(Stored items)
-- Start --
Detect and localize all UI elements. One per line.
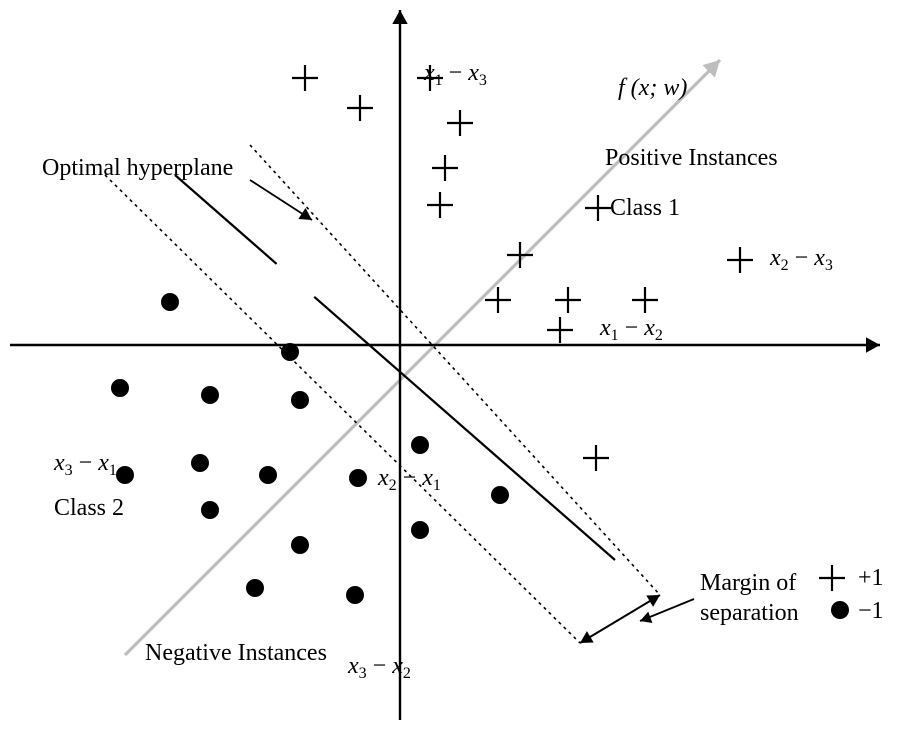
legend-plus-icon <box>819 565 845 591</box>
neg-point-8 <box>259 466 277 484</box>
x1_x3-label: x1 − x3 <box>423 60 487 89</box>
neg-point-10 <box>246 579 264 597</box>
pos-point-8 <box>727 247 753 273</box>
pos-point-0 <box>292 65 318 91</box>
opt_hyp-label: Optimal hyperplane <box>42 155 233 181</box>
neg-point-13 <box>411 436 429 454</box>
neg-point-14 <box>411 521 429 539</box>
neg-point-5 <box>116 466 134 484</box>
legend-plus-label: +1 <box>858 565 884 591</box>
neg-point-2 <box>201 386 219 404</box>
fxw-label: f (x; w) <box>618 75 687 101</box>
margin_l2-label: separation <box>700 600 799 626</box>
neg_inst-label: Negative Instances <box>145 640 327 666</box>
neg-point-11 <box>346 586 364 604</box>
neg-point-6 <box>191 454 209 472</box>
margin-line-lower <box>105 175 580 643</box>
x3_x1-label: x3 − x1 <box>53 450 117 479</box>
class1-label: Class 1 <box>610 195 680 221</box>
pos-point-13 <box>583 445 609 471</box>
pos-point-12 <box>547 317 573 343</box>
class2-label: Class 2 <box>54 495 124 521</box>
margin_l1-label: Margin of <box>700 570 796 596</box>
x2_x1-label: x2 − x1 <box>377 465 441 494</box>
pos-point-3 <box>447 110 473 136</box>
neg-point-12 <box>349 469 367 487</box>
pos-point-6 <box>585 195 611 221</box>
x2_x3-label: x2 − x3 <box>769 245 833 274</box>
hyperplane <box>314 297 615 560</box>
neg-point-3 <box>281 343 299 361</box>
pos-point-7 <box>507 242 533 268</box>
pos-point-1 <box>347 95 373 121</box>
neg-point-4 <box>291 391 309 409</box>
legend-minus-icon <box>831 601 849 619</box>
y-axis <box>392 10 407 24</box>
neg-point-7 <box>201 501 219 519</box>
neg-point-9 <box>291 536 309 554</box>
pos-point-11 <box>632 287 658 313</box>
x1_x2-label: x1 − x2 <box>599 315 663 344</box>
neg-point-1 <box>111 379 129 397</box>
pos-point-4 <box>432 155 458 181</box>
pos_inst-label: Positive Instances <box>605 145 778 171</box>
neg-point-15 <box>491 486 509 504</box>
pos-point-10 <box>555 287 581 313</box>
legend-minus-label: −1 <box>858 598 884 624</box>
pos-point-5 <box>427 192 453 218</box>
x3_x2-label: x3 − x2 <box>347 653 411 682</box>
neg-point-0 <box>161 293 179 311</box>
-- End --
Task to complete: Copy the records above word for word, leaving out the pictures.

Full answer:
Detect and localize all UI elements. One per line.
legend-plus-icon <box>819 565 845 591</box>
neg-point-8 <box>259 466 277 484</box>
x1_x3-label: x1 − x3 <box>423 60 487 89</box>
neg-point-10 <box>246 579 264 597</box>
pos-point-8 <box>727 247 753 273</box>
pos-point-0 <box>292 65 318 91</box>
opt_hyp-label: Optimal hyperplane <box>42 155 233 181</box>
neg-point-13 <box>411 436 429 454</box>
neg-point-14 <box>411 521 429 539</box>
neg-point-5 <box>116 466 134 484</box>
legend-plus-label: +1 <box>858 565 884 591</box>
neg-point-2 <box>201 386 219 404</box>
fxw-label: f (x; w) <box>618 75 687 101</box>
margin_l2-label: separation <box>700 600 799 626</box>
neg_inst-label: Negative Instances <box>145 640 327 666</box>
neg-point-11 <box>346 586 364 604</box>
neg-point-6 <box>191 454 209 472</box>
margin-line-lower <box>105 175 580 643</box>
x3_x1-label: x3 − x1 <box>53 450 117 479</box>
class1-label: Class 1 <box>610 195 680 221</box>
pos-point-13 <box>583 445 609 471</box>
pos-point-12 <box>547 317 573 343</box>
class2-label: Class 2 <box>54 495 124 521</box>
margin_l1-label: Margin of <box>700 570 796 596</box>
x2_x1-label: x2 − x1 <box>377 465 441 494</box>
pos-point-3 <box>447 110 473 136</box>
neg-point-12 <box>349 469 367 487</box>
pos-point-6 <box>585 195 611 221</box>
x2_x3-label: x2 − x3 <box>769 245 833 274</box>
hyperplane <box>314 297 615 560</box>
neg-point-3 <box>281 343 299 361</box>
pos-point-7 <box>507 242 533 268</box>
pos-point-1 <box>347 95 373 121</box>
neg-point-4 <box>291 391 309 409</box>
legend-minus-icon <box>831 601 849 619</box>
y-axis <box>392 10 407 24</box>
neg-point-7 <box>201 501 219 519</box>
neg-point-9 <box>291 536 309 554</box>
pos-point-11 <box>632 287 658 313</box>
x1_x2-label: x1 − x2 <box>599 315 663 344</box>
neg-point-1 <box>111 379 129 397</box>
pos-point-4 <box>432 155 458 181</box>
pos_inst-label: Positive Instances <box>605 145 778 171</box>
neg-point-15 <box>491 486 509 504</box>
pos-point-10 <box>555 287 581 313</box>
legend-minus-label: −1 <box>858 598 884 624</box>
pos-point-5 <box>427 192 453 218</box>
x3_x2-label: x3 − x2 <box>347 653 411 682</box>
neg-point-0 <box>161 293 179 311</box>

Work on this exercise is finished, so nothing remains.